→ **Dataset records**

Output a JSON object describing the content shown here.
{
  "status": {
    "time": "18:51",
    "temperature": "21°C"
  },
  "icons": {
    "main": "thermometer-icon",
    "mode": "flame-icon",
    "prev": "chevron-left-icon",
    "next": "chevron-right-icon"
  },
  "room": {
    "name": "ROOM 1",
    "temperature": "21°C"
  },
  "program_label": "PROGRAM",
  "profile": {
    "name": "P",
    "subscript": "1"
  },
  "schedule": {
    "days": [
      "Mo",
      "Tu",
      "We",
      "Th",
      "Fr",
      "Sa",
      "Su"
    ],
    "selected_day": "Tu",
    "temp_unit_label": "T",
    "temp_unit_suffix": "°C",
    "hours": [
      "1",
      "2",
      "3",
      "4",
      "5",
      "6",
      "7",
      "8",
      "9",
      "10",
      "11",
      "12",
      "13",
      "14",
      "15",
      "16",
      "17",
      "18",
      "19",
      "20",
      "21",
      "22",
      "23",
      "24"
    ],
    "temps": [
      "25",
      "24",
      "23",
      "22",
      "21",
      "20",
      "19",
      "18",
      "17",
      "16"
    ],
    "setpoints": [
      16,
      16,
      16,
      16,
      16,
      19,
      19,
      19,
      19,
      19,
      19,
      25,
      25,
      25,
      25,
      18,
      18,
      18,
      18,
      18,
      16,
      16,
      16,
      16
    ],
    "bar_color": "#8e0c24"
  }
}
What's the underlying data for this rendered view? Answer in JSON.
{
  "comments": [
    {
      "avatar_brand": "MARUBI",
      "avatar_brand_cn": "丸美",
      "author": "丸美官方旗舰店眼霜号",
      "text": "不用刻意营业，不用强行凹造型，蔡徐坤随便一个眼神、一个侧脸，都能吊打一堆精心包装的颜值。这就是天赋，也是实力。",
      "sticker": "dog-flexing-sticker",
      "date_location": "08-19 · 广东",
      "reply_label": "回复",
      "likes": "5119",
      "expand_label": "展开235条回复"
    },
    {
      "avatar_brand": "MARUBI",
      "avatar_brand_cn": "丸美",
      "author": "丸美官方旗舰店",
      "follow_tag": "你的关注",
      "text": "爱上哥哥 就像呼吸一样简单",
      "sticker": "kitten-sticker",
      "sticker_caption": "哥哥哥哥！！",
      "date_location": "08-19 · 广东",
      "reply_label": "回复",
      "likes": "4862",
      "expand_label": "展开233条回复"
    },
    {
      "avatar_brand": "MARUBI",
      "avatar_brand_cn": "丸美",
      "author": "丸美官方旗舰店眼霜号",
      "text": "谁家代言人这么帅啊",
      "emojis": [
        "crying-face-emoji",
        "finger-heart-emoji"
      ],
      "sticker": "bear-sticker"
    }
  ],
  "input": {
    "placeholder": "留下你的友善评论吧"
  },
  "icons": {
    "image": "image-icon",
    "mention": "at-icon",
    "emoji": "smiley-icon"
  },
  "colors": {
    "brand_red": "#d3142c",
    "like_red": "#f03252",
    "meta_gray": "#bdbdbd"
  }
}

→ **WHAT THE TASK REQUIRES**
Copy every record exactly as presented.

→ **RESPONSE BELOW**
Output a JSON object describing the content shown here.
{
  "status": {
    "time": "18:51",
    "temperature": "21°C"
  },
  "icons": {
    "main": "thermometer-icon",
    "mode": "flame-icon",
    "prev": "chevron-left-icon",
    "next": "chevron-right-icon"
  },
  "room": {
    "name": "ROOM 1",
    "temperature": "21°C"
  },
  "program_label": "PROGRAM",
  "profile": {
    "name": "P",
    "subscript": "1"
  },
  "schedule": {
    "days": [
      "Mo",
      "Tu",
      "We",
      "Th",
      "Fr",
      "Sa",
      "Su"
    ],
    "selected_day": "Tu",
    "temp_unit_label": "T",
    "temp_unit_suffix": "°C",
    "hours": [
      "1",
      "2",
      "3",
      "4",
      "5",
      "6",
      "7",
      "8",
      "9",
      "10",
      "11",
      "12",
      "13",
      "14",
      "15",
      "16",
      "17",
      "18",
      "19",
      "20",
      "21",
      "22",
      "23",
      "24"
    ],
    "temps": [
      "25",
      "24",
      "23",
      "22",
      "21",
      "20",
      "19",
      "18",
      "17",
      "16"
    ],
    "setpoints": [
      16,
      16,
      16,
      16,
      16,
      19,
      19,
      19,
      19,
      19,
      19,
      25,
      25,
      25,
      25,
      18,
      18,
      18,
      18,
      18,
      16,
      16,
      16,
      16
    ],
    "bar_color": "#8e0c24"
  }
}
What's the underlying data for this rendered view? Answer in JSON.
{
  "comments": [
    {
      "avatar_brand": "MARUBI",
      "avatar_brand_cn": "丸美",
      "author": "丸美官方旗舰店眼霜号",
      "text": "不用刻意营业，不用强行凹造型，蔡徐坤随便一个眼神、一个侧脸，都能吊打一堆精心包装的颜值。这就是天赋，也是实力。",
      "sticker": "dog-flexing-sticker",
      "date_location": "08-19 · 广东",
      "reply_label": "回复",
      "likes": "5119",
      "expand_label": "展开235条回复"
    },
    {
      "avatar_brand": "MARUBI",
      "avatar_brand_cn": "丸美",
      "author": "丸美官方旗舰店",
      "follow_tag": "你的关注",
      "text": "爱上哥哥 就像呼吸一样简单",
      "sticker": "kitten-sticker",
      "sticker_caption": "哥哥哥哥！！",
      "date_location": "08-19 · 广东",
      "reply_label": "回复",
      "likes": "4862",
      "expand_label": "展开233条回复"
    },
    {
      "avatar_brand": "MARUBI",
      "avatar_brand_cn": "丸美",
      "author": "丸美官方旗舰店眼霜号",
      "text": "谁家代言人这么帅啊",
      "emojis": [
        "crying-face-emoji",
        "finger-heart-emoji"
      ],
      "sticker": "bear-sticker"
    }
  ],
  "input": {
    "placeholder": "留下你的友善评论吧"
  },
  "icons": {
    "image": "image-icon",
    "mention": "at-icon",
    "emoji": "smiley-icon"
  },
  "colors": {
    "brand_red": "#d3142c",
    "like_red": "#f03252",
    "meta_gray": "#bdbdbd"
  }
}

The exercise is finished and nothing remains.